+++ Bloco de texto +++
Também o presidente da União das Associações dos Proprietários de Estabelecimentos de Restaurantes e Bebidas de Macau referiu à Lusa que tudo “depende de como o Governo conseguir controlar a transmissão do vírus. Se tudo correr bem, prevejo que para a semana volte tudo ao normal”, disse Chan Chak Mo, realçando esperar que as autoridades criem, “mais tarde, se possível, um plano de auxílio económico”.

Desde quinta-feira que aos restaurantes só é permitido manter as operações de entrega ao domicílio. Don Lao, um dos donos dos restaurantes Voyage Thai Kitchen e Café Voyage, diz ao PLATAFORMA que “a grande fonte de receitas” dos seus restaurantes é o serviço dine-in. “O nosso serviço de entrega ao domicílio não rende tanto”, confessa. O responsável explica que o facto de os funcionários terem de se deslocar para fazer o teste de ácido nucleico também prejudicou o negócio, que ficou com falta de recursos humanos. No Café Voyage, por exemplo, diz que o estabelecimento situado no Edifício Hang Wan Kok só faturou 600 patacas no dia em que se tomou conhecimento do surto – número francamente abaixo do suficiente para aguentar o espaço.

Contactado pelo jornal, o presidente da Associação de Estudo de Economia Política, Samuel Tong, explica que o facto de Macau depender maioritariamente da sua oferta turística faz com que os surtos epidémicos coloquem pressão adicional na economia. No entanto, analisa que o trabalho de prevenção epidémica e coordenação entre as autoridades fronteiriças tem melhorado ao longo do tempo, sendo a mitigação dos surtos mais rápida e eficaz. Se tal se vier a confirmar, acredita que dentro de pouco tempo se possa resumir as atividades planeadas para o verão.
+++ Informação extraída +++
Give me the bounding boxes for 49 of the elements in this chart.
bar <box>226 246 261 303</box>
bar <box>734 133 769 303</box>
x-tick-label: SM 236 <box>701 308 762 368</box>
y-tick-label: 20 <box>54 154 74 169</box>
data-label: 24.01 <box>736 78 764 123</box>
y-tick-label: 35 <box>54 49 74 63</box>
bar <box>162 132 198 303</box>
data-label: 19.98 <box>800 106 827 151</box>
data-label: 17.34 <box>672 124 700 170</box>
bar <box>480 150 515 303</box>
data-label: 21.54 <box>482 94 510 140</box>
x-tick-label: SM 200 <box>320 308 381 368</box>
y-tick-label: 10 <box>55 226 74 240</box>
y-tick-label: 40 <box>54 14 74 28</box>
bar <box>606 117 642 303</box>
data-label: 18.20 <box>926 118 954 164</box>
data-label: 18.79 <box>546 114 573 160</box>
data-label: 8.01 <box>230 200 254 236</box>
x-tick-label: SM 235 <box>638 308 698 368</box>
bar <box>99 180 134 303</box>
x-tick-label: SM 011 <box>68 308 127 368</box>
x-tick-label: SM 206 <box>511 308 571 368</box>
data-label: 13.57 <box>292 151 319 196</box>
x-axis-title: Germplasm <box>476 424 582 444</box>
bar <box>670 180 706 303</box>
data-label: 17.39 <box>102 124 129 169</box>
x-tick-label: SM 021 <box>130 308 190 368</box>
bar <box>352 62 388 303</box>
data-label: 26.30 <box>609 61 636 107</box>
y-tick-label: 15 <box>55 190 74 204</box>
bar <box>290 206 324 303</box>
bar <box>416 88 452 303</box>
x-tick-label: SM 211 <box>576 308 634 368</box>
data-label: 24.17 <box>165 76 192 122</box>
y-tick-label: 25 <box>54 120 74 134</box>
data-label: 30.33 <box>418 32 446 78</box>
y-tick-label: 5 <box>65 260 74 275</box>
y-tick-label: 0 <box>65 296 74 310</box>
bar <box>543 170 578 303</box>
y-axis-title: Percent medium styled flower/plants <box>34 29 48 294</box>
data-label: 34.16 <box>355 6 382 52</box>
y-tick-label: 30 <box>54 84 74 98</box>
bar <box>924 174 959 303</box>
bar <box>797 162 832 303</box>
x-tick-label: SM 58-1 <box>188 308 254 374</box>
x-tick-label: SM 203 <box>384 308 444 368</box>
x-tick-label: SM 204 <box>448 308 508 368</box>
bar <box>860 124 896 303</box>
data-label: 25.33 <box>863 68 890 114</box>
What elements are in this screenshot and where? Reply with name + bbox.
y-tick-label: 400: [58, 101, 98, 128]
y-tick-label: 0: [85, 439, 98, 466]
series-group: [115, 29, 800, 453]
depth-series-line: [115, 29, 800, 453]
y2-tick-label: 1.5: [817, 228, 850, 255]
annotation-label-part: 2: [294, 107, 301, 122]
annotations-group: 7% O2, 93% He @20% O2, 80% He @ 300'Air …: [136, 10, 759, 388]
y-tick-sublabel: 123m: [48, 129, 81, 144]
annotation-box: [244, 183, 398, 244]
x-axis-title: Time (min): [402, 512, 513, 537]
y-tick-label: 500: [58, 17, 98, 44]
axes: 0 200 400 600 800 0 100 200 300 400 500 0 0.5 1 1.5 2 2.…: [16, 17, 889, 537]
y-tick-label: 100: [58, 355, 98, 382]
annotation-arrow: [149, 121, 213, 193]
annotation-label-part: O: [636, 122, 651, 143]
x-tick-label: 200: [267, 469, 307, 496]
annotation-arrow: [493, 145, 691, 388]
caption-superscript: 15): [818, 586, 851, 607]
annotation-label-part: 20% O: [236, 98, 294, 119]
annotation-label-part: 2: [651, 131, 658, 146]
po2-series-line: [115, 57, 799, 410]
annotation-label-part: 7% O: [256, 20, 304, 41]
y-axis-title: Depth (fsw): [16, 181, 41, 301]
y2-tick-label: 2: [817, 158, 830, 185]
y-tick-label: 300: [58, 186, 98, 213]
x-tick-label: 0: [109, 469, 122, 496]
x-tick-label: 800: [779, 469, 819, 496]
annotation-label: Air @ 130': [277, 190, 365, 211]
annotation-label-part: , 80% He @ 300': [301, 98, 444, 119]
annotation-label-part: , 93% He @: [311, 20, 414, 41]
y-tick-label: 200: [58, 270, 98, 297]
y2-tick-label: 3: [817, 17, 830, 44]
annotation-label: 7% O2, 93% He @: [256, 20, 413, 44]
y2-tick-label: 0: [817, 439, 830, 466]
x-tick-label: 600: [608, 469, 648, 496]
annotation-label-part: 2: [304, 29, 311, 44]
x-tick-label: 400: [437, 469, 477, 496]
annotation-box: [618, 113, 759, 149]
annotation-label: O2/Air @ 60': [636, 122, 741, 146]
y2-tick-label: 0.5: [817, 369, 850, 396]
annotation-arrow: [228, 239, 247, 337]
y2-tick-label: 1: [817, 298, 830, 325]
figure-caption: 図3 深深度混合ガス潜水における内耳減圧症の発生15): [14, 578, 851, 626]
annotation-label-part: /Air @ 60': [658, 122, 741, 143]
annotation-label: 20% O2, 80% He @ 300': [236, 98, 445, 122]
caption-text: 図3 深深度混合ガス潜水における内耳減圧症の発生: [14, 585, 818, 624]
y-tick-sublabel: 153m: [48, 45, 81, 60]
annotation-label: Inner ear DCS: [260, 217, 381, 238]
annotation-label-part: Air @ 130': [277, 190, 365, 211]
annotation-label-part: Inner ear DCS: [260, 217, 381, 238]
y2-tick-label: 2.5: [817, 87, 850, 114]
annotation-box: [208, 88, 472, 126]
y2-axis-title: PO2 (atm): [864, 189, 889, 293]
+++
__Detalhes do exercício__. Extraia do texto sobre os restaurantes de Macau, sem qualquer alteração, o trecho que abre com as palavras que contêm "Desde quinta-feira que" e fecha com "aguentar o espaço.".

__Resposta do exercício__.
Desde quinta-feira que aos restaurantes só é permitido manter as operações de entrega ao domicílio. Don Lao, um dos donos dos restaurantes Voyage Thai Kitchen e Café Voyage, diz ao PLATAFORMA que “a grande fonte de receitas” dos seus restaurantes é o serviço dine-in. “O nosso serviço de entrega ao domicílio não rende tanto”, confessa. O responsável explica que o facto de os funcionários terem de se deslocar para fazer o teste de ácido nucleico também prejudicou o negócio, que ficou com falta de recursos humanos. No Café Voyage, por exemplo, diz que o estabelecimento situado no Edifício Hang Wan Kok só faturou 600 patacas no dia em que se tomou conhecimento do surto – número francamente abaixo do suficiente para aguentar o espaço.